▶ **What this task involves**
Where a line of the entries holds the string "Cirsoid", copy that line.

▶ **Source information**
------------------------------

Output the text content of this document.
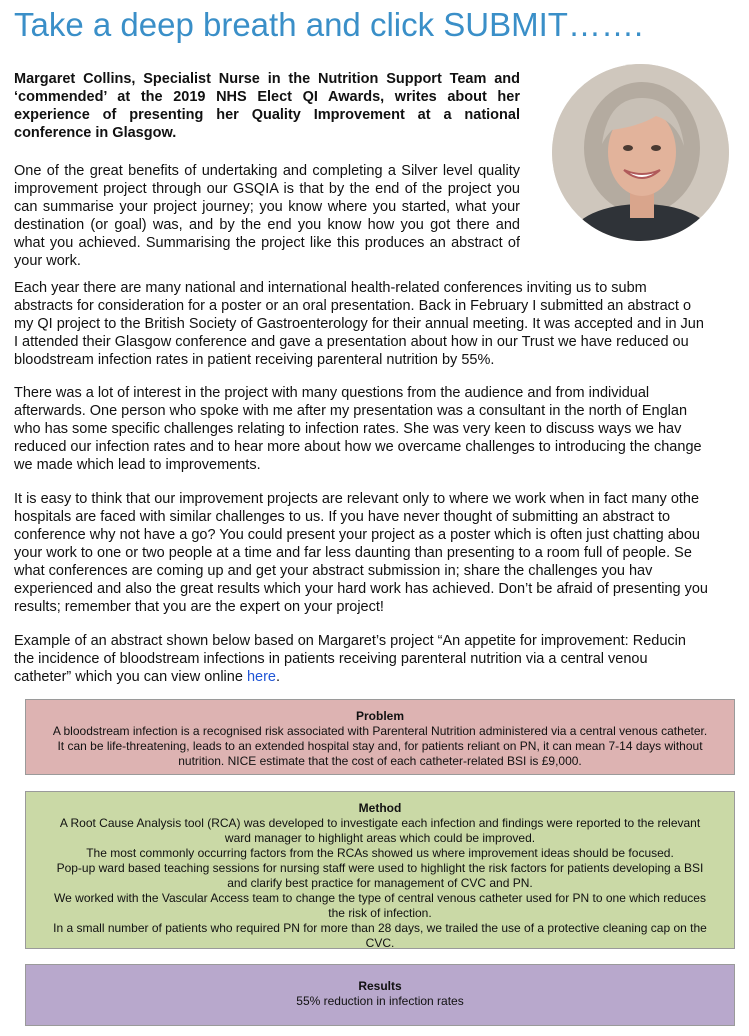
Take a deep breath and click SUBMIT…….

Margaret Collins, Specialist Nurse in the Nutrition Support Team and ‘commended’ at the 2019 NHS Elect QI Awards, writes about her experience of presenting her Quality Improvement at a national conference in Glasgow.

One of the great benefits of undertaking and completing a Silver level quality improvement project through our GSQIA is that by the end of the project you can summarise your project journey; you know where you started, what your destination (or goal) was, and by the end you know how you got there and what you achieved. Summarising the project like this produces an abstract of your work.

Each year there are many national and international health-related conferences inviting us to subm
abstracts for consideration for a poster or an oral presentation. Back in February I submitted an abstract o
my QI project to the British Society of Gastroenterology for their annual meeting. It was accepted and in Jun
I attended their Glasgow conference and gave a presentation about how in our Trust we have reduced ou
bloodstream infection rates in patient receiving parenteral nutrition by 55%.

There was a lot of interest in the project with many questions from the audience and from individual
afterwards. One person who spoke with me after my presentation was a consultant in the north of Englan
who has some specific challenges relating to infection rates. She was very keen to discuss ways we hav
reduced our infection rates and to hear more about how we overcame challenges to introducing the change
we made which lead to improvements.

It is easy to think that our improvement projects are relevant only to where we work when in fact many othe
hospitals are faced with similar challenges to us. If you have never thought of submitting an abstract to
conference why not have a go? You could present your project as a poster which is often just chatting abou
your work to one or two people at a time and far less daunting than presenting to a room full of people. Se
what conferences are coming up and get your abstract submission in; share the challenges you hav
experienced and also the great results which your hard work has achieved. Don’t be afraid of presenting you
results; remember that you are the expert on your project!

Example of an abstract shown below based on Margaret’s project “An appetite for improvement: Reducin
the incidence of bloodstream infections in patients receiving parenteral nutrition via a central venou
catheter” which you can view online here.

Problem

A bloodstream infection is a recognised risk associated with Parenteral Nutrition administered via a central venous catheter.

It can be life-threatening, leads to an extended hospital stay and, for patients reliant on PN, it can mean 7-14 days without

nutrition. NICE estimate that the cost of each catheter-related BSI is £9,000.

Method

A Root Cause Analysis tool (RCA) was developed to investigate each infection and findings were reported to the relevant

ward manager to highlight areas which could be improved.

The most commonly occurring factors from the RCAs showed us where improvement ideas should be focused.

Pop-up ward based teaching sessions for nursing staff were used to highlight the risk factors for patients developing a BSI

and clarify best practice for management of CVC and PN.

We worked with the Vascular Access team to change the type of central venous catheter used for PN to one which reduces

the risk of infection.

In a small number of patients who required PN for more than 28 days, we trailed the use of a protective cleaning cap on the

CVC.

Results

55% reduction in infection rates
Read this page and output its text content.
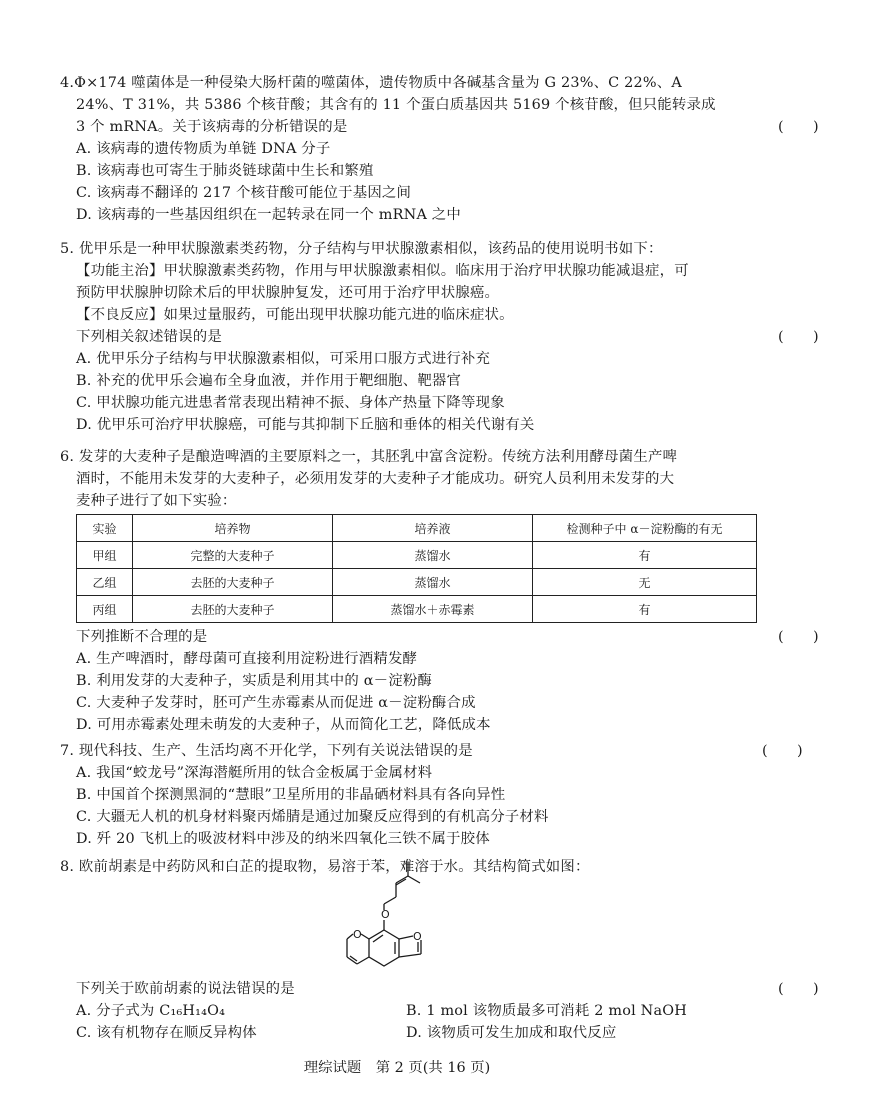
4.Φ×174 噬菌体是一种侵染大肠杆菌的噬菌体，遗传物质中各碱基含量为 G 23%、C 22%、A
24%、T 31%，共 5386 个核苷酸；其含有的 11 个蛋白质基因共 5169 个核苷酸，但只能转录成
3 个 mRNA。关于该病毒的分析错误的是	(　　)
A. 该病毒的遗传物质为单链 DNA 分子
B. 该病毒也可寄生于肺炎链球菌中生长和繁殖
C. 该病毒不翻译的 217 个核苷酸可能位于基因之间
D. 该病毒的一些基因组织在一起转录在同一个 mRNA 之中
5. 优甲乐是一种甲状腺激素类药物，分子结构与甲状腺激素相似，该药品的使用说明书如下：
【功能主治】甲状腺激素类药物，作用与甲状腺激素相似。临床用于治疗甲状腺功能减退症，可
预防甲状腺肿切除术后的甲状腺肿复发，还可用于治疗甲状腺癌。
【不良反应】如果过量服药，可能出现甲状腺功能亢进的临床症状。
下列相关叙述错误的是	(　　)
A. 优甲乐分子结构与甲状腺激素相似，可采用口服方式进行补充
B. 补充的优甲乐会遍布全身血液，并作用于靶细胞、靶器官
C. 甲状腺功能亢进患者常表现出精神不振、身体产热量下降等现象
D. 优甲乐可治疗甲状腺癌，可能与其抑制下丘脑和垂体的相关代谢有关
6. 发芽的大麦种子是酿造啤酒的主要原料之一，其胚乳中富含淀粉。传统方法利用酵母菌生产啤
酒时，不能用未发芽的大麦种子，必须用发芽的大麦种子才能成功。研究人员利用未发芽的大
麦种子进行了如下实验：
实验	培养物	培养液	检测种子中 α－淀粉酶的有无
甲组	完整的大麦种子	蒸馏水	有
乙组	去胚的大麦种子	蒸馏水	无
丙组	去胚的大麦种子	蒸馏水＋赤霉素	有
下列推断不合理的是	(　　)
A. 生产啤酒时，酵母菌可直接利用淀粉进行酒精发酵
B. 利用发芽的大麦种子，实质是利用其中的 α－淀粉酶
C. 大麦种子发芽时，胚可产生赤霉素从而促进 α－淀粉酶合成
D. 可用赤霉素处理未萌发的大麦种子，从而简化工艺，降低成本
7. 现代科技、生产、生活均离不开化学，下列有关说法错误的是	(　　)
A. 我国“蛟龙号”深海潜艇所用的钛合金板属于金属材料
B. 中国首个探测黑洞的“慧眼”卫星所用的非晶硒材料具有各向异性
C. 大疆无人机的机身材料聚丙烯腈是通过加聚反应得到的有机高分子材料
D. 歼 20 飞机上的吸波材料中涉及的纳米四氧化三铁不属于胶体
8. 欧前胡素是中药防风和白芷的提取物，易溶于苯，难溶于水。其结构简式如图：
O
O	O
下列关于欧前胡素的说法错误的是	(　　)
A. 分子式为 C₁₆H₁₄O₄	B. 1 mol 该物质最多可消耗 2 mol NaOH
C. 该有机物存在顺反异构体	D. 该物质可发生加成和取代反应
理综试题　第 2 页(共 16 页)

------------------------------

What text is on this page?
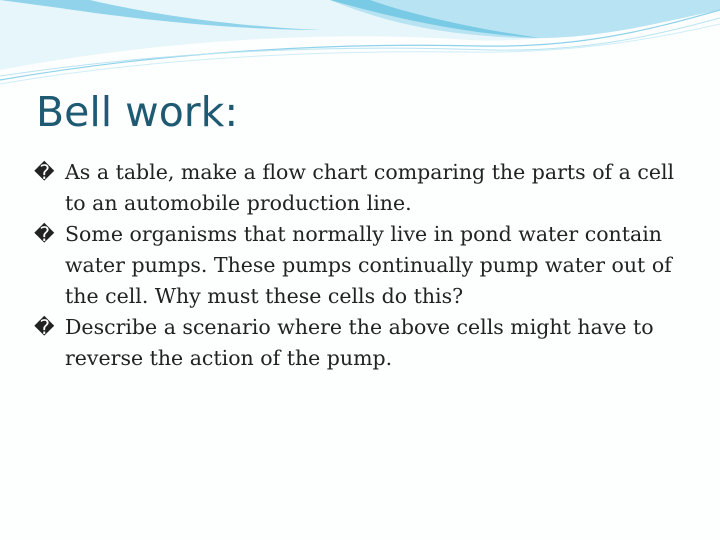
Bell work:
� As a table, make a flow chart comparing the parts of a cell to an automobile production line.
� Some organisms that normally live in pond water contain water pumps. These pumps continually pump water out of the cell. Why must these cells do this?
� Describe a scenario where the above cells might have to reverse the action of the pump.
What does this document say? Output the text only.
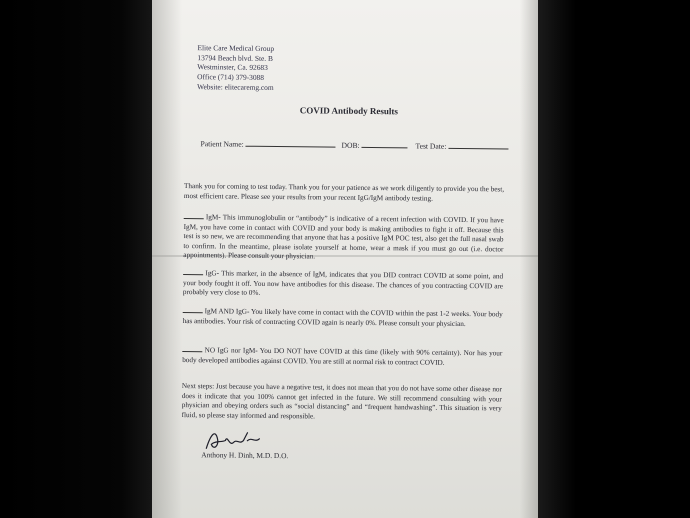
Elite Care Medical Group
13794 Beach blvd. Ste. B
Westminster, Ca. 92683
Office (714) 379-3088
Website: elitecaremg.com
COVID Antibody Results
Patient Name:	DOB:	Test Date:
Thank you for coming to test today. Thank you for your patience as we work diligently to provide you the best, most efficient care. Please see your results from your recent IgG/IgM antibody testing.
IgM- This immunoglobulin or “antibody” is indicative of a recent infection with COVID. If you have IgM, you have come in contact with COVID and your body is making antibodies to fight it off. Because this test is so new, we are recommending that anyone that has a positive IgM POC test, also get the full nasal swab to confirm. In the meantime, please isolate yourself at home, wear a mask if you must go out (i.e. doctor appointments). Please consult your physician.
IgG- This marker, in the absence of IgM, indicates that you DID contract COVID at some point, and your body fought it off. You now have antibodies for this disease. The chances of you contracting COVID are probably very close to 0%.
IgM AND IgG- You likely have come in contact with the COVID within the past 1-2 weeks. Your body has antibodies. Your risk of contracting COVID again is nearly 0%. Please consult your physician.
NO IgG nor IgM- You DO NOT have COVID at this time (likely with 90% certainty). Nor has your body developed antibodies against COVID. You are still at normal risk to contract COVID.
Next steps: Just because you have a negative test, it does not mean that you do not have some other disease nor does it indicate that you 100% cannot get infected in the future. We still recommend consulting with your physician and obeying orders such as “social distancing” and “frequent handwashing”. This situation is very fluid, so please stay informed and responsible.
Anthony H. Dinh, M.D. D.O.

------------------------------

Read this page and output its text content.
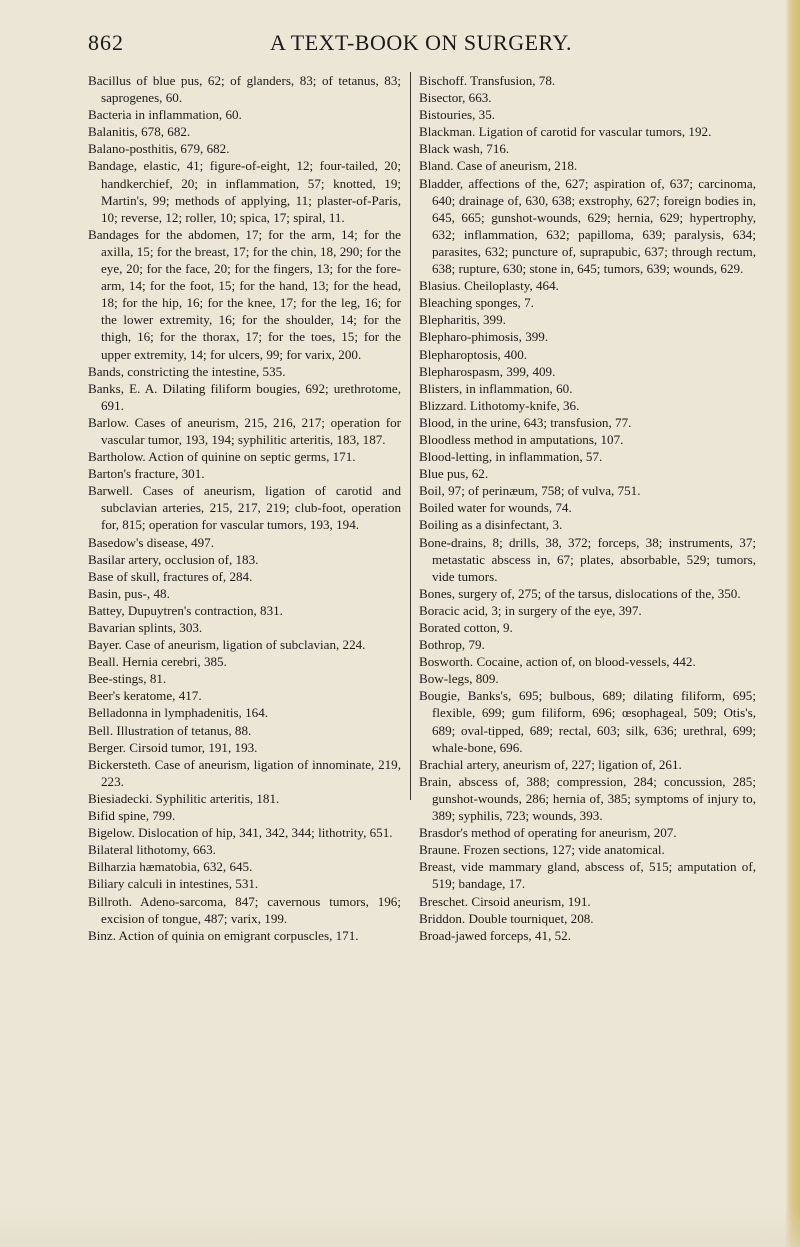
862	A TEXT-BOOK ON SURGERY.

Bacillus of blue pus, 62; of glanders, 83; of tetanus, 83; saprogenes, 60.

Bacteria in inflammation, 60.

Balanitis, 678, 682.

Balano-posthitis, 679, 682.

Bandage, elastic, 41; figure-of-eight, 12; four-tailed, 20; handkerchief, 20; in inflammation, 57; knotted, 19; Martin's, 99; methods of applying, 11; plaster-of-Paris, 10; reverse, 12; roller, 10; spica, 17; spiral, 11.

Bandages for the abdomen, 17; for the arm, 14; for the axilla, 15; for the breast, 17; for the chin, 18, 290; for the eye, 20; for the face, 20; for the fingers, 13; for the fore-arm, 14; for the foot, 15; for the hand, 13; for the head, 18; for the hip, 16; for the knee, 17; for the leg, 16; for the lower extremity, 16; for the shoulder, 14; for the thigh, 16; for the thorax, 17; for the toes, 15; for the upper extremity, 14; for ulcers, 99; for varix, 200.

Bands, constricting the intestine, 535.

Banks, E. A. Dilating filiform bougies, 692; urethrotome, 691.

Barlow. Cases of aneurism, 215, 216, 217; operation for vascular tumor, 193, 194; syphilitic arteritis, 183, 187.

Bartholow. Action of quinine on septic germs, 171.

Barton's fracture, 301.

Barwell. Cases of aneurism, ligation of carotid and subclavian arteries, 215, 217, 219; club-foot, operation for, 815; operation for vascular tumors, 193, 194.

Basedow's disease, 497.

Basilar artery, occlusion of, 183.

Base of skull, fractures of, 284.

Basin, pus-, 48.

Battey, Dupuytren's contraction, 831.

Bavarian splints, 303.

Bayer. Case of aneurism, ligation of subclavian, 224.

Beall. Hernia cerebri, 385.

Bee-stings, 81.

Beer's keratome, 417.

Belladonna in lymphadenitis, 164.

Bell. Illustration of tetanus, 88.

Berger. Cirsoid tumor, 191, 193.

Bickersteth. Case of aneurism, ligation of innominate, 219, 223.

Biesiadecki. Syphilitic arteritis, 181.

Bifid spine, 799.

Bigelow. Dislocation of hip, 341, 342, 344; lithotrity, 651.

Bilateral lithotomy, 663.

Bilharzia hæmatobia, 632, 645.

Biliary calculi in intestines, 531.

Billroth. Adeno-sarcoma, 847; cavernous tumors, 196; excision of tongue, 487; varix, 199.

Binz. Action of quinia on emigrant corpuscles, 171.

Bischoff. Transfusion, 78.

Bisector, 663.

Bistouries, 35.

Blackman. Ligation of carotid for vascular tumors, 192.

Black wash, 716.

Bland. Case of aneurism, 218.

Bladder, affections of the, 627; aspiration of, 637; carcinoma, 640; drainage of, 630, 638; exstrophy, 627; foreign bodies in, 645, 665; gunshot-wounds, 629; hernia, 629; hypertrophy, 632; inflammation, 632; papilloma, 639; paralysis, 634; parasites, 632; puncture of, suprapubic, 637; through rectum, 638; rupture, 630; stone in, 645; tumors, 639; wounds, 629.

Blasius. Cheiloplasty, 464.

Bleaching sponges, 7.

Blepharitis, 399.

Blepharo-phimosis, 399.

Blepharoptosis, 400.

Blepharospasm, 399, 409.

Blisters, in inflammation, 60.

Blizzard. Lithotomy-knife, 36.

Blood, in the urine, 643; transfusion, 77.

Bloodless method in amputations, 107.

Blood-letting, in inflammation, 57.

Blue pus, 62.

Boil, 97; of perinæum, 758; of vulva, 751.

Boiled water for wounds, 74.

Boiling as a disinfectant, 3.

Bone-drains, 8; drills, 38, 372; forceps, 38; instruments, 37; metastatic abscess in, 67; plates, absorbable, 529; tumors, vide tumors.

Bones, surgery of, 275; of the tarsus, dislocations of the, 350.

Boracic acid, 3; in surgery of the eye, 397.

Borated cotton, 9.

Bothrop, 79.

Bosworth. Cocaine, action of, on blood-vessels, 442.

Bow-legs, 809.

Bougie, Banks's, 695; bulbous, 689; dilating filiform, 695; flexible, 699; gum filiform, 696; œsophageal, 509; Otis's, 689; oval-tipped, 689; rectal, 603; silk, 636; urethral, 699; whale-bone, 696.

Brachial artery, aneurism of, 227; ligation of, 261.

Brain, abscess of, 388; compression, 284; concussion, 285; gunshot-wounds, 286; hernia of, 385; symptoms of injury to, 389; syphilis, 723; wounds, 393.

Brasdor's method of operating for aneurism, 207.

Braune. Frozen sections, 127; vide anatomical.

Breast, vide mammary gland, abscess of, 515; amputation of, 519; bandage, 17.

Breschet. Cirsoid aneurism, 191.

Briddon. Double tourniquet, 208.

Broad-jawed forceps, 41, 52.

------------------------------

▶ **Answer space**
Berger. Cirsoid tumor, 191, 193.
Breschet. Cirsoid aneurism, 191.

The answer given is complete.